[SUPPLIED MATERIAL]
****

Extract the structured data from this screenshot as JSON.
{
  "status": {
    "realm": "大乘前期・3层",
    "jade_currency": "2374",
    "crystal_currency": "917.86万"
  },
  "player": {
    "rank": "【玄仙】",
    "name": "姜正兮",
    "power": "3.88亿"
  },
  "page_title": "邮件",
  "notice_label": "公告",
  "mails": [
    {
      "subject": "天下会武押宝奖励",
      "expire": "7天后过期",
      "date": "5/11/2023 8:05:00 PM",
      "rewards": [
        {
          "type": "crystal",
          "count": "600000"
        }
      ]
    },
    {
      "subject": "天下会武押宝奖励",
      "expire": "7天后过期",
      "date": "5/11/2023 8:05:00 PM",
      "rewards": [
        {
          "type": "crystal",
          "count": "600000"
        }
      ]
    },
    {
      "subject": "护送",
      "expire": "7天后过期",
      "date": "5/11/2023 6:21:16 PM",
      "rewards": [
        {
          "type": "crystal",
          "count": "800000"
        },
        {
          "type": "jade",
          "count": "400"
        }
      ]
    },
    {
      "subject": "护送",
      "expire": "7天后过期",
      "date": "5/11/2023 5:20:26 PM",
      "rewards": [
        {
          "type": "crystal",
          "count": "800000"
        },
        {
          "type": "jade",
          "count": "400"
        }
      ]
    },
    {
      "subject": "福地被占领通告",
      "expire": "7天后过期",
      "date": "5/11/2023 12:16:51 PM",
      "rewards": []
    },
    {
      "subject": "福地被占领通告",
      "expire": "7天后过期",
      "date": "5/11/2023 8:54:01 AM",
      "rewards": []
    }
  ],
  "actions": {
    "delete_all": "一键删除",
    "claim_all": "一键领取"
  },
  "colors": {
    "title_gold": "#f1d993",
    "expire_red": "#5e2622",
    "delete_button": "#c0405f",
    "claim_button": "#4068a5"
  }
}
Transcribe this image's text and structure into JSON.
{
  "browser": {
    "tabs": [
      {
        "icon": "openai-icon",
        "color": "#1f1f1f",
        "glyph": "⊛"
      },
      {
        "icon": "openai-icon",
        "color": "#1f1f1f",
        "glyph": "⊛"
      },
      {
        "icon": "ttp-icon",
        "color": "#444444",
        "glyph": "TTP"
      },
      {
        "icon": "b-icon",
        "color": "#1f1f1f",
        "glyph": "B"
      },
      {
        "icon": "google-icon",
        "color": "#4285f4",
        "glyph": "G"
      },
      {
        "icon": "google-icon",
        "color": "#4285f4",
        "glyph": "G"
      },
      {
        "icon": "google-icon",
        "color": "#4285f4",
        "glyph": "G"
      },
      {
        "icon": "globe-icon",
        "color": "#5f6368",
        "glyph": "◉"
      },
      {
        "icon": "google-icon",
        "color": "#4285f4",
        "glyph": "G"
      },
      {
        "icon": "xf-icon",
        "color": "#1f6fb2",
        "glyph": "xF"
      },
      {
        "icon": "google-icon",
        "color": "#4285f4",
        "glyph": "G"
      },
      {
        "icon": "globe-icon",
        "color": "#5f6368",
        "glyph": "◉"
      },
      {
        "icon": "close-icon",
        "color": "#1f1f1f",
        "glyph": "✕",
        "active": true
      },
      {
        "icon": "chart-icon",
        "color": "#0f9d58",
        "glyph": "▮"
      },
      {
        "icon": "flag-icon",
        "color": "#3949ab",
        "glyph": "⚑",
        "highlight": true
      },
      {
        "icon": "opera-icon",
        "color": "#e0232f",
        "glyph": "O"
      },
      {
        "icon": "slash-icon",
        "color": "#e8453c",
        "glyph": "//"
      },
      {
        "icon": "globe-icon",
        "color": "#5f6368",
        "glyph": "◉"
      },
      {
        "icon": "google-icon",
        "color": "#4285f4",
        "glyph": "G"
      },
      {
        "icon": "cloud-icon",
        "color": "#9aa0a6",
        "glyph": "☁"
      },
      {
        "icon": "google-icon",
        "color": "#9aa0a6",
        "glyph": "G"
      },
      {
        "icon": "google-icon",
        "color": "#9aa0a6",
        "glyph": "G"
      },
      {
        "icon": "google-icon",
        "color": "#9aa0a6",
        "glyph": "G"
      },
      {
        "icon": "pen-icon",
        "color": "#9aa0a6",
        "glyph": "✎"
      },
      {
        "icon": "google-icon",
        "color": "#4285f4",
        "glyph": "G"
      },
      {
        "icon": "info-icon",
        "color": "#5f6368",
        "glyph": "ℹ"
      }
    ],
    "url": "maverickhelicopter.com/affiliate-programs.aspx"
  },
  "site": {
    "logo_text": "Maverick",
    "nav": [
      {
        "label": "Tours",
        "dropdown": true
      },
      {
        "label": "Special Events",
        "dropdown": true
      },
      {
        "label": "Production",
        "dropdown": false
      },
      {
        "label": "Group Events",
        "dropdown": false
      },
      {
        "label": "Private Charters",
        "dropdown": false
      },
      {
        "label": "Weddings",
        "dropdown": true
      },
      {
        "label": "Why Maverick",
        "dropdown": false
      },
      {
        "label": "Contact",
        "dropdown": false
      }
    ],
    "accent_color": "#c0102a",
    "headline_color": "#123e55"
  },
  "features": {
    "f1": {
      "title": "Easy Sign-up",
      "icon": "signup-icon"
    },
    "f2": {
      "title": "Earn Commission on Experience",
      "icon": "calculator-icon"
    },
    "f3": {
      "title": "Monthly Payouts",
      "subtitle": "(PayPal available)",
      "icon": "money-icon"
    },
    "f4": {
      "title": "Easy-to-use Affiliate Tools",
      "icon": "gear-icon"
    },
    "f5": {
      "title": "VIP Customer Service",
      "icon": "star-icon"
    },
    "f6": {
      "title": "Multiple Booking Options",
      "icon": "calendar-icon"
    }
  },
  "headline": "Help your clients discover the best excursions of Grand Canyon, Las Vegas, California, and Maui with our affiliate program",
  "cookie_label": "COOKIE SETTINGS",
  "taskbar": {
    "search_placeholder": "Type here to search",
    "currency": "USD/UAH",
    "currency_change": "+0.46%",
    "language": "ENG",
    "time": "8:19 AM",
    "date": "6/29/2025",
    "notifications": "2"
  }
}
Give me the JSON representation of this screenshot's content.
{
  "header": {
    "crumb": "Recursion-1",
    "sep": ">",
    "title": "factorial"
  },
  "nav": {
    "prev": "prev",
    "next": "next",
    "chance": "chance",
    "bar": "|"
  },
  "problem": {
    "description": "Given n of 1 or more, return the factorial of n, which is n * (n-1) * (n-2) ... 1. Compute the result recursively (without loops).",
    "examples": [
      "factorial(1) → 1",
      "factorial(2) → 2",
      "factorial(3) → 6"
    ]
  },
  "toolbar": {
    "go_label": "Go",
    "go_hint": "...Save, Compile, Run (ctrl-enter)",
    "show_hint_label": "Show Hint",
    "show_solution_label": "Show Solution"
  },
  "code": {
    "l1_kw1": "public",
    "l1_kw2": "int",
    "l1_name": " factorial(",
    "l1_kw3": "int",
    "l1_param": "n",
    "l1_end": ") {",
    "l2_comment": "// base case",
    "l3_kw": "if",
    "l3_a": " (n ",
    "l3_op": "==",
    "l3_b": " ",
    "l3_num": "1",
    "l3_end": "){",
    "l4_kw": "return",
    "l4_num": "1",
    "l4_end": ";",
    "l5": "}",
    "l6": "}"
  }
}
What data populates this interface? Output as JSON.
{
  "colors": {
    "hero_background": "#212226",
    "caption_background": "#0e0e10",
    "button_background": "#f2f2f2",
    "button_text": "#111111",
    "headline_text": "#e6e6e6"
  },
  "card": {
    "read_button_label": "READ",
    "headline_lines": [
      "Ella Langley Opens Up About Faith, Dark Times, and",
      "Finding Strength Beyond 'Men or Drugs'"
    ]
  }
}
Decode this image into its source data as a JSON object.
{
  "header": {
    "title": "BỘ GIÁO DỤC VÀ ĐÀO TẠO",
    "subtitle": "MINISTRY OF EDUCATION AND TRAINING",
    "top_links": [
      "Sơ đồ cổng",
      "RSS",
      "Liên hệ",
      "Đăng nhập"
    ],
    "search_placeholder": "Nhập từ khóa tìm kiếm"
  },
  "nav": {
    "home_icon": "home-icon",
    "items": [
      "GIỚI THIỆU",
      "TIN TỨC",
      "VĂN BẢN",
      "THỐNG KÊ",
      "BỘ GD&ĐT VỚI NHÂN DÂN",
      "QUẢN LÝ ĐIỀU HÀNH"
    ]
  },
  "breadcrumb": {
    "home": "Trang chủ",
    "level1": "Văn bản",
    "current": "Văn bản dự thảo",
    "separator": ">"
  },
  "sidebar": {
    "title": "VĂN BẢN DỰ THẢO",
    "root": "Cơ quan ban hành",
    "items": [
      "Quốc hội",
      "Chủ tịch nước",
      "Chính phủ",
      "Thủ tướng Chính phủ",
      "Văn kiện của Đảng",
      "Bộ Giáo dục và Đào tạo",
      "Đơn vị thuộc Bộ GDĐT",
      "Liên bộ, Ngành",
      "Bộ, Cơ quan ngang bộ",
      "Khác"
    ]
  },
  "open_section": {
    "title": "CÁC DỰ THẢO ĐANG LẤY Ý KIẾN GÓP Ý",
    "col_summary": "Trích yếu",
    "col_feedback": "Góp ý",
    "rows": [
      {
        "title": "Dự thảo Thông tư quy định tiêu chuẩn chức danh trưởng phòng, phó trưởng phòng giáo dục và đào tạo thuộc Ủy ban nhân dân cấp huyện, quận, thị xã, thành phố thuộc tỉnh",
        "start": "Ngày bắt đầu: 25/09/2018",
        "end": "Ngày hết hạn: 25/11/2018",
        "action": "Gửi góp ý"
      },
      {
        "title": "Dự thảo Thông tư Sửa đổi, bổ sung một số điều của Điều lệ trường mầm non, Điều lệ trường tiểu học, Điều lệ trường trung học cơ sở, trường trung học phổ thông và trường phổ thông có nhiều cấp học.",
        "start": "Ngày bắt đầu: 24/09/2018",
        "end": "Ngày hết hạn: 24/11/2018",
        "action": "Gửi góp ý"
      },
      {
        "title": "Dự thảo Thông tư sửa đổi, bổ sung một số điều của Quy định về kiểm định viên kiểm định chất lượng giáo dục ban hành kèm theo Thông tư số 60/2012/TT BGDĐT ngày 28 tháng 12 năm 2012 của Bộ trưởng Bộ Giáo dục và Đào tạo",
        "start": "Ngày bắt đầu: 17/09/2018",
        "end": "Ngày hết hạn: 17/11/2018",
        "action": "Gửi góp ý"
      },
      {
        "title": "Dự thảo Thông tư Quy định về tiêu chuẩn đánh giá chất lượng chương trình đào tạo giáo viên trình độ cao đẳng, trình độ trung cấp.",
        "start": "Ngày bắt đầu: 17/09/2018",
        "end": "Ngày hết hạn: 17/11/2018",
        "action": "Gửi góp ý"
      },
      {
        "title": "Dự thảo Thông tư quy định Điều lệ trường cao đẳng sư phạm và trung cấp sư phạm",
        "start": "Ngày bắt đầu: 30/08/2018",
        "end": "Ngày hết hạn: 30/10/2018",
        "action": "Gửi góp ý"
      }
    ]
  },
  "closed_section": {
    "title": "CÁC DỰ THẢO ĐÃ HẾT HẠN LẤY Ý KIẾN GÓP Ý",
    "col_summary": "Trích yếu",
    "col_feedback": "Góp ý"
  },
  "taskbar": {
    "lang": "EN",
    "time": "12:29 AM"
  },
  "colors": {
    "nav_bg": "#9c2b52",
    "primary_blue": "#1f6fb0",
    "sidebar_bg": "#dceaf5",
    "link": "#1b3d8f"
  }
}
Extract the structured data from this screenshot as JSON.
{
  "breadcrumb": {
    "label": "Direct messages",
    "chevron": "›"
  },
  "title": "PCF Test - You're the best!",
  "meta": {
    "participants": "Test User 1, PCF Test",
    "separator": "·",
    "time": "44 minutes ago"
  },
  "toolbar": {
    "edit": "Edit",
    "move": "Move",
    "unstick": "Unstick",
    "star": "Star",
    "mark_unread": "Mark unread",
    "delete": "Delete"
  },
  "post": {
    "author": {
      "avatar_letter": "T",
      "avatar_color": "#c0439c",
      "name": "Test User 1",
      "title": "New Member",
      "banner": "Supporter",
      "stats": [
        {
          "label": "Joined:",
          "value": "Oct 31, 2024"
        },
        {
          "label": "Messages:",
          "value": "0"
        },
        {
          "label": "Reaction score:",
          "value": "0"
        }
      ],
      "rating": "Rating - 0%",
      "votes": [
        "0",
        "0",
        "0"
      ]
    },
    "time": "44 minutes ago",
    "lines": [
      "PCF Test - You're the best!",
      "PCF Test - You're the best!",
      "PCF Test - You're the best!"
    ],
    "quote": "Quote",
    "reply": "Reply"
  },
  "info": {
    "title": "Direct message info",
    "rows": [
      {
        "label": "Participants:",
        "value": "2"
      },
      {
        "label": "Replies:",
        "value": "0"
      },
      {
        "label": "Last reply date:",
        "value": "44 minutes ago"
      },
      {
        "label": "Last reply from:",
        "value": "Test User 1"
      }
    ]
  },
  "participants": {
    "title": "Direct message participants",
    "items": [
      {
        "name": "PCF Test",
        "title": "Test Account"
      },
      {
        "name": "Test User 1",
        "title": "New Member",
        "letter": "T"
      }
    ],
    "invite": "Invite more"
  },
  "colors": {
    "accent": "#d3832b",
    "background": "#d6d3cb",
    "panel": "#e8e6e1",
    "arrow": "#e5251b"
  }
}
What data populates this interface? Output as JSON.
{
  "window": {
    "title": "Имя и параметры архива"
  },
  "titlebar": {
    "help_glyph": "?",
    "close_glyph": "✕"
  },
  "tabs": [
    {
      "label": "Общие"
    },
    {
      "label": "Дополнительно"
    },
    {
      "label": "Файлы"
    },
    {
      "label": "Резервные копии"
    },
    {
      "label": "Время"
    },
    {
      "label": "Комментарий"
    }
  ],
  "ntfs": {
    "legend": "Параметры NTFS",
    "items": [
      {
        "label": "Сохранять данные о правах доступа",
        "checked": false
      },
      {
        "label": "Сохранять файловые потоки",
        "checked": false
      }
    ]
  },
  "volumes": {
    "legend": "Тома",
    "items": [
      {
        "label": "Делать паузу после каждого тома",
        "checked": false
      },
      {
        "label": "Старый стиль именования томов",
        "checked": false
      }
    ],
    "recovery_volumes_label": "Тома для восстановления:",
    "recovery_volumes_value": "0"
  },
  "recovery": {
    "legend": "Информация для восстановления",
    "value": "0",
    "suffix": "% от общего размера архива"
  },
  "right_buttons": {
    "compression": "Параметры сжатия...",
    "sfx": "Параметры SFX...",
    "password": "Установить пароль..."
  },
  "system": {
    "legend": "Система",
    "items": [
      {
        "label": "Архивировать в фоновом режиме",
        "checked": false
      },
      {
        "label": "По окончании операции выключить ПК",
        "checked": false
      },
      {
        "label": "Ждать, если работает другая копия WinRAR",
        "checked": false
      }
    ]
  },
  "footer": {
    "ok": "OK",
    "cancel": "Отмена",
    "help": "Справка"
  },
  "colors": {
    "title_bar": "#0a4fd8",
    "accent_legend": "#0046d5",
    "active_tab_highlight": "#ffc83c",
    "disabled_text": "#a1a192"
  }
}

****

[EXERCISE INSTRUCTIONS] Write down every line of the data above that includes the string "quan".

[OUTPUT FOR THIS EXERCISE]
    "root": "Cơ quan ban hành",
      "Bộ, Cơ quan ngang bộ",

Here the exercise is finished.